**** Record excerpts ****

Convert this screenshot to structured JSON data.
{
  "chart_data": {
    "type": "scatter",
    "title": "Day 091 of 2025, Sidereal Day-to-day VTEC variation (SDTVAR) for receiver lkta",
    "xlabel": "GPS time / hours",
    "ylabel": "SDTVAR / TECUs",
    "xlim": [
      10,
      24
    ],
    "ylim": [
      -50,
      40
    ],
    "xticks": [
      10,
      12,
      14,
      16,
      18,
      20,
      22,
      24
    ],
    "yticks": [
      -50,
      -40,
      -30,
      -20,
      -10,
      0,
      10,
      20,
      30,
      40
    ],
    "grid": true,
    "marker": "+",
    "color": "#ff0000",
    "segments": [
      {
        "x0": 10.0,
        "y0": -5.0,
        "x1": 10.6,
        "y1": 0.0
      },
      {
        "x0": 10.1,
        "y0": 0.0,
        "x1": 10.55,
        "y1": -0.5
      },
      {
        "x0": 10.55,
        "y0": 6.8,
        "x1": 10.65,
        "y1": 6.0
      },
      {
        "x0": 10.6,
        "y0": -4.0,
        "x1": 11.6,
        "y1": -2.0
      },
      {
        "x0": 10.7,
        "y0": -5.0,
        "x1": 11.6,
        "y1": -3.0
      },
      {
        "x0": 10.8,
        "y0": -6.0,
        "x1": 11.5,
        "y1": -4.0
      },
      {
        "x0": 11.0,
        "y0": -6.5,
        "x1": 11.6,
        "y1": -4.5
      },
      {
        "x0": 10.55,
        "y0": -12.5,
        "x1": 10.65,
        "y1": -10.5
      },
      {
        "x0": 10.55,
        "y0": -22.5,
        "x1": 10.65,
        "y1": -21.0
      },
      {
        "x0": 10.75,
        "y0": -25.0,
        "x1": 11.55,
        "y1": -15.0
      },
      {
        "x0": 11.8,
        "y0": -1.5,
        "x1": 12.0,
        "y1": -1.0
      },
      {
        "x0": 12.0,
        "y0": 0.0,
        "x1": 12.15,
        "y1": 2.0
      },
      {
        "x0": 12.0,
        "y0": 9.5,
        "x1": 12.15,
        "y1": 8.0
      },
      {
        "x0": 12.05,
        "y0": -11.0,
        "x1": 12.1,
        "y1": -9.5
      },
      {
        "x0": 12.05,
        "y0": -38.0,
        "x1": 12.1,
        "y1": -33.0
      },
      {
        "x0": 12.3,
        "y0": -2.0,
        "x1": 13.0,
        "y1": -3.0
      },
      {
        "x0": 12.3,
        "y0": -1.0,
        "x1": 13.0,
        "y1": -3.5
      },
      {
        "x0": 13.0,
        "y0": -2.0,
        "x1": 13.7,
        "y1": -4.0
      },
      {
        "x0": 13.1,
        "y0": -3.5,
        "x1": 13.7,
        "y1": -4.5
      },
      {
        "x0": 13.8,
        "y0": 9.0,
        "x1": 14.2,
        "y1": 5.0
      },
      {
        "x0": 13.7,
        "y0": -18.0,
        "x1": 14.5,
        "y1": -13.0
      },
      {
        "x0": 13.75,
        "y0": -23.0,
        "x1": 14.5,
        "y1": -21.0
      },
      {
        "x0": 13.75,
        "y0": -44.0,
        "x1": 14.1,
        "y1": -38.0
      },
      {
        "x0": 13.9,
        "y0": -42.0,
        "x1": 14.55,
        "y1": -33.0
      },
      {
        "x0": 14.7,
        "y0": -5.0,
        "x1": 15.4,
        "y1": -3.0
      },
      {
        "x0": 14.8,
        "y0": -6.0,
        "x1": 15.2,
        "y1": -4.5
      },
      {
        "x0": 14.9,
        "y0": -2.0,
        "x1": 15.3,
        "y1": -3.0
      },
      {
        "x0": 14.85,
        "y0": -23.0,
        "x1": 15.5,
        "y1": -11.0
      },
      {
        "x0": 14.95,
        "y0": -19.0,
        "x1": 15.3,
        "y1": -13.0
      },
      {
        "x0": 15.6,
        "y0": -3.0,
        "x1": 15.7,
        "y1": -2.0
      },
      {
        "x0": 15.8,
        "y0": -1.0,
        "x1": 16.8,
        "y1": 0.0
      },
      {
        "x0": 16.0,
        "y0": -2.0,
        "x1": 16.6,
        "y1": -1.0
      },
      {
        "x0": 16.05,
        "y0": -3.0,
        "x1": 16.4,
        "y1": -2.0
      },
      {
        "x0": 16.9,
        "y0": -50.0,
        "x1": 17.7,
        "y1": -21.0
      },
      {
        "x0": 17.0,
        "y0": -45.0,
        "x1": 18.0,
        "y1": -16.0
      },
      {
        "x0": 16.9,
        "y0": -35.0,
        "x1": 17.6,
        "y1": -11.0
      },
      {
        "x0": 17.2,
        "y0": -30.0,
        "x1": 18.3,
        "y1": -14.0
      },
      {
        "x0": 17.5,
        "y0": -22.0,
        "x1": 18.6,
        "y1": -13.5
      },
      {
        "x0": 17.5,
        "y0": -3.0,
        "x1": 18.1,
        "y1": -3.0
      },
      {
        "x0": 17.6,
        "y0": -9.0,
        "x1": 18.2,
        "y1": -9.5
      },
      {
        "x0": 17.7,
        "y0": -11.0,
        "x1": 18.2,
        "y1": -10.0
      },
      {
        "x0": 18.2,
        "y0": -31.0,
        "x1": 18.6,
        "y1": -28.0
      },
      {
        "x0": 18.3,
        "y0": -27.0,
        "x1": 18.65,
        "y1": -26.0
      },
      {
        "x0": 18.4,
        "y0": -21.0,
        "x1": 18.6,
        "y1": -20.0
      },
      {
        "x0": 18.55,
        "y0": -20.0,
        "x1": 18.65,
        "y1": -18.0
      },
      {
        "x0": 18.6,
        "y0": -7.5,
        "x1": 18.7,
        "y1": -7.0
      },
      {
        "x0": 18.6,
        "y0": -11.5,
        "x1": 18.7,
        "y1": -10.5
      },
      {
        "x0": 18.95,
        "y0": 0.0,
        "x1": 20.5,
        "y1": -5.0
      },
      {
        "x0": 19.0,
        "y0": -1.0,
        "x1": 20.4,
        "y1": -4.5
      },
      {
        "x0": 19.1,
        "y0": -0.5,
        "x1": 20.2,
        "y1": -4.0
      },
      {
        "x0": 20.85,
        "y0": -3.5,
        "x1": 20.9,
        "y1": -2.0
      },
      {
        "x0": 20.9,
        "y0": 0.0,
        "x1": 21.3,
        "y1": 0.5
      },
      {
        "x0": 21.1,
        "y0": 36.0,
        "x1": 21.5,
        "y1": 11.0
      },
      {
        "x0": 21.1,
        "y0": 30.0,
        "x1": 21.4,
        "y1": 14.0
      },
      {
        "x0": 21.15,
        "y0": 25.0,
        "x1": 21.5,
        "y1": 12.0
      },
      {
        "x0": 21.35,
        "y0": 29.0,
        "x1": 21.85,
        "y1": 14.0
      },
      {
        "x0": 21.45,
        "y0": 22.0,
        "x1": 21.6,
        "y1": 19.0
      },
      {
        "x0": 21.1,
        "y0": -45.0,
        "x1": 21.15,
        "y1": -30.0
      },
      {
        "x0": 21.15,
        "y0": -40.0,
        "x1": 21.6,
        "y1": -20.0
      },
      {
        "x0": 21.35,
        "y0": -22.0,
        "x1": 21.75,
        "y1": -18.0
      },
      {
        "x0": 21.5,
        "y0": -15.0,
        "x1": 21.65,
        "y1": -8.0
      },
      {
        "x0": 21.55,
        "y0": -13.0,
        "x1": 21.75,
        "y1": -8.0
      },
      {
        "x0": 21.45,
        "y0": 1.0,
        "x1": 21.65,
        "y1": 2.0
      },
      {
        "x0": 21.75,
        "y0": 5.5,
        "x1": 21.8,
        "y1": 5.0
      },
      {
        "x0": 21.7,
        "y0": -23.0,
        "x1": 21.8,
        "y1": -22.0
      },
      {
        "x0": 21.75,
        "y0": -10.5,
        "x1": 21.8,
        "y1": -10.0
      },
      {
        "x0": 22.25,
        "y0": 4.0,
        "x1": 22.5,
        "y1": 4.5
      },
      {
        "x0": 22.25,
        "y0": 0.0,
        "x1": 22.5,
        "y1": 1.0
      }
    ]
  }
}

****
**** Record excerpts ****

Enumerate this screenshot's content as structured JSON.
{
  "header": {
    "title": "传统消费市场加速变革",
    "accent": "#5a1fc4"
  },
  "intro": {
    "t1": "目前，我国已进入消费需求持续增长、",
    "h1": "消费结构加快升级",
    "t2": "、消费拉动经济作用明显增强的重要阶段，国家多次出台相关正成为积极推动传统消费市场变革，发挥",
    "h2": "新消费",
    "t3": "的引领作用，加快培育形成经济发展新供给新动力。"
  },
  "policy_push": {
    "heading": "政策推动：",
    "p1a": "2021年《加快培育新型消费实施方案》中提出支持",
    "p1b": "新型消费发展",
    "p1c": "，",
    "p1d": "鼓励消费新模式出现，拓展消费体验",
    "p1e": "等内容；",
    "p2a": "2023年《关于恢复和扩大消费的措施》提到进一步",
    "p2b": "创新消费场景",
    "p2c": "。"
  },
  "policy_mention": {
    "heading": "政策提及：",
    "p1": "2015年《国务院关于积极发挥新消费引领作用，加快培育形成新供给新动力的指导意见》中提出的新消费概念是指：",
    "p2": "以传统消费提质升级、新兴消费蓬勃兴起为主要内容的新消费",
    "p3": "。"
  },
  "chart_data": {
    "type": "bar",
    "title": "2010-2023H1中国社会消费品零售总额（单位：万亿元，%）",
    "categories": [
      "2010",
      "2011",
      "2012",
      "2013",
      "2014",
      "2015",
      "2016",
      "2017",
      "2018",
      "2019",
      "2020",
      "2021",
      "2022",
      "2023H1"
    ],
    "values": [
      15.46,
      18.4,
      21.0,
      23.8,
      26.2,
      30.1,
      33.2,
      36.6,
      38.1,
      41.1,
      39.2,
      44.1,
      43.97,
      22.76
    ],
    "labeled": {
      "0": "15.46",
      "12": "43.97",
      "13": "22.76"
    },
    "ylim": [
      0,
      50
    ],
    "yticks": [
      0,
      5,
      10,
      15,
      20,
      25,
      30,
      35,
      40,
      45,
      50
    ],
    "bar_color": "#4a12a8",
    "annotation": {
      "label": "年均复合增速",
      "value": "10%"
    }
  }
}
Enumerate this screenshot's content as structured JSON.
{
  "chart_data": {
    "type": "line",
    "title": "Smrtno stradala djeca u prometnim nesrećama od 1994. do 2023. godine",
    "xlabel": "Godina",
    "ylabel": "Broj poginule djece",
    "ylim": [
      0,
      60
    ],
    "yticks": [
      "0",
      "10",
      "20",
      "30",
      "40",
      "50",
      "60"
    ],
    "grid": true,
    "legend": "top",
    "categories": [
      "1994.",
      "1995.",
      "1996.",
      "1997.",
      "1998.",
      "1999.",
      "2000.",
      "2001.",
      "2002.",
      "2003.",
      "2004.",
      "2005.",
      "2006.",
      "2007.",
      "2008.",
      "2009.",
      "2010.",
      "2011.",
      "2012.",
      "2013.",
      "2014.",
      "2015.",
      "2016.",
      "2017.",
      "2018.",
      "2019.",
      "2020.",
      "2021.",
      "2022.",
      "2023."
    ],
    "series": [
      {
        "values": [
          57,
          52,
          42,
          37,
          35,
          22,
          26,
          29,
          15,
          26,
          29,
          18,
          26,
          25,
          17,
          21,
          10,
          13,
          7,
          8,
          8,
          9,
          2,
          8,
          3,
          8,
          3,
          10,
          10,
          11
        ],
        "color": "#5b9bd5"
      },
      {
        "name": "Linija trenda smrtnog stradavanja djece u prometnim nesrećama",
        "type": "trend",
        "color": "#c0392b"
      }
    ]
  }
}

****

- [Set exercise] Copy out each line of the records where the string "title" appears.

- [Correct output]
    "title": "Day 091 of 2025, Sidereal Day-to-day VTEC variation (SDTVAR) for receiver lkta",
    "title": "传统消费市场加速变革",
    "title": "2010-2023H1中国社会消费品零售总额（单位：万亿元，%）",
    "title": "Smrtno stradala djeca u prometnim nesrećama od 1994. do 2023. godine",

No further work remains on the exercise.